• [Goals]:
1) In the email thread, retype the passage starting at "On Thu, 25 Oct" and ending at "since review comments.".
2) Using the email thread, decide whether each statement is true: (a) Iain Buclaw rebased the changes against trunk. (b) Richard Sandiford recalls where things stand with accepting the frontend. (c) Iain Buclaw reports that the SC has already approved the front-end. Answer yes or no for each, and quote the words from the email thread that settle it.
3) Write what comes next in the email thread, picking up after its last line.

• [Text]:
+ + + + +

On Thu, 25 Oct 2018 at 15:06, David Malcolm <dmalc...@redhat.com> wrote:
>
> On Tue, 2018-10-23 at 19:21 +0200, Iain Buclaw wrote:
> > On Tue, 23 Oct 2018 at 15:48, Richard Sandiford
> > <richard.sandif...@arm.com> wrote:
> > >
> > > Iain Buclaw <ibuc...@gdcproject.org> writes:
> > > > I'm just going to post the diff since the original here, just to
> > > > show
> > > > what's been done since review comments.
> > > >
> > > > I think I've covered all that's been addressed, except for the
> > > > couple
> > > > of notes about the quadratic parts (though I think one of them is
> > > > actually O(N^2)).  I've raised bug reports on improving them
> > > > later.
> > > >
> > > > I've also rebased them against trunk, so there's a couple new
> > > > things
> > > > present that are just to support build.
> > >
> > > Thanks, this is OK when the frontend is accepted in principle
> > > (can't remember where things stand with that).
> > >
> >
> > As discussed, the front-end has already been approved by the SC.
> >
> > I'm not sure if there's anything else further required, or if any
> > final review needs to be done.
> >
> > Thanks.

+ + + + +

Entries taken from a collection
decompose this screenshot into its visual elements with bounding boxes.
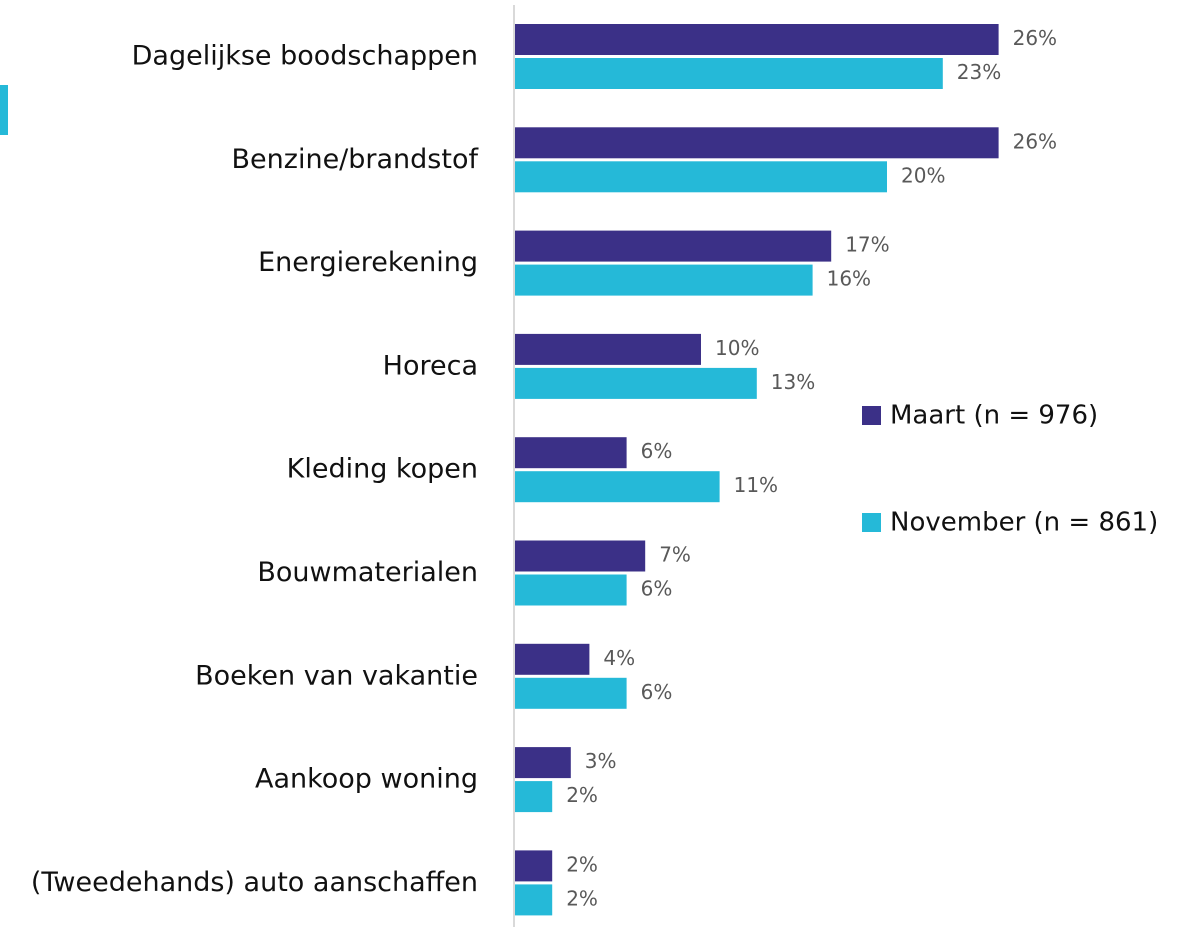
value-label: 26%: [1013, 26, 1057, 50]
value-label: 11%: [734, 473, 778, 497]
bar: [515, 540, 646, 572]
legend-swatch: [862, 406, 881, 425]
bar: [515, 643, 590, 675]
value-label: 10%: [715, 336, 759, 360]
bar: [515, 747, 571, 779]
legend-label: Maart (n = 976): [890, 401, 1098, 431]
value-label: 20%: [901, 163, 945, 187]
category-label: Bouwmaterialen: [257, 557, 478, 588]
category-label: (Tweedehands) auto aanschaffen: [31, 867, 478, 898]
value-label: 2%: [566, 783, 598, 807]
value-label: 16%: [827, 267, 871, 291]
bar: [515, 850, 553, 882]
value-label: 3%: [585, 749, 617, 773]
bar: [515, 367, 757, 399]
bar: [515, 781, 553, 813]
value-label: 23%: [957, 60, 1001, 84]
legend-swatch: [862, 513, 881, 532]
bar: [515, 437, 627, 469]
value-label: 4%: [603, 646, 635, 670]
value-label: 17%: [845, 233, 889, 257]
bar: [515, 264, 813, 296]
bar: [515, 884, 553, 916]
bar: [515, 230, 832, 262]
value-label: 6%: [641, 439, 673, 463]
value-label: 2%: [566, 852, 598, 876]
bar: [515, 24, 999, 55]
category-label: Horeca: [383, 350, 478, 381]
category-label: Benzine/brandstof: [232, 144, 480, 175]
value-label: 6%: [641, 577, 673, 601]
category-label: Dagelijkse boodschappen: [132, 41, 478, 72]
bar: [515, 574, 627, 606]
value-label: 2%: [566, 886, 598, 910]
legend-label: November (n = 861): [890, 508, 1158, 538]
category-label: Boeken van vakantie: [195, 660, 478, 691]
bar: [515, 677, 627, 709]
value-label: 7%: [659, 543, 691, 567]
bar: [515, 161, 887, 193]
decoration: [0, 85, 8, 135]
bar: [515, 471, 720, 503]
category-label: Aankoop woning: [255, 764, 478, 795]
category-label: Energierekening: [258, 247, 478, 278]
bar: [515, 333, 701, 365]
bar: [515, 58, 943, 89]
bar: [515, 127, 999, 159]
value-label: 6%: [641, 680, 673, 704]
category-label: Kleding kopen: [287, 454, 478, 485]
value-label: 26%: [1013, 129, 1057, 153]
value-label: 13%: [771, 370, 815, 394]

+ + + + +

• [Exercise answers]:
1)
On Thu, 25 Oct 2018 at 15:06, David Malcolm <dmalc...@redhat.com> wrote:
>
> On Tue, 2018-10-23 at 19:21 +0200, Iain Buclaw wrote:
> > On Tue, 23 Oct 2018 at 15:48, Richard Sandiford
> > <richard.sandif...@arm.com> wrote:
> > >
> > > Iain Buclaw <ibuc...@gdcproject.org> writes:
> > > > I'm just going to post the diff since the original here, just to
> > > > show
> > > > what's been done since review comments.

2)
(a) Yes: "I've also rebased them against trunk"
(b) No: "can't remember where things stand with that"
(c) Yes: "the front-end has already been approved by the SC"

3)
>
> I'm wondering what the state of this is [1]
>
> Iain: are all of the patches individually approved, with the necessary
> issues fixed?
>

I've posted diffs a few days back that cover all requested changes.

> IIRC, the front-end as a whole was approved, pending approval of all of
> the individual patches (URL?).  If that's done, then presumably this is
> good to go in - unless there was still some license discussion pending?
>

I have on tab responses from each patch, from what I see, they have
all been OK'd.

02: https://gcc.gnu.org/ml/gcc-patches/2018-10/msg01432.html
03: https://gcc.gnu.org/ml/gcc-patches/2017-09/msg00734.html
04: https://gcc.gnu.org/ml/gcc-patches/2018-10/msg00928.html
05: https://gcc.gnu.org/ml/gcc-patches/2017-09/msg00592.html
06: https://gcc.gnu.org/ml/gcc-patches/2017-09/msg00609.html
07: https://gcc.gnu.org/ml/gcc-patches/2018-10/msg00955.html
08: https://gcc.gnu.org/ml/gcc-patches/2018-09/msg01270.html
09: https://gcc.gnu.org/ml/gcc-patches/2018-09/msg01264.html
10: https://gcc.gnu.org/ml/gcc-patches/2018-09/msg01269.html
12: https://gcc.gnu.org/ml/gcc-patches/2017-09/msg00735.html
14: https://gcc.gnu.org/ml/gcc-patches/2018-10/msg00970.html

1, 11, and 13 are DMD, Druntime, and Phobos, which are mirrored from
upstream dlang repositories.  I spoke with Richard Stallman a couple
days after this years GNU Cauldron, and he said there is no problem
with regards to their license.

> I take it that you've already got your contributor paperwork in place,
> right?  I see from your maintainers commit that you presumably have svn
> access.
>
> I'm not a global reviewer or steering committee member though; would be
> nice to get a "go for it" from one of those.  Richard is a global
> reviewer.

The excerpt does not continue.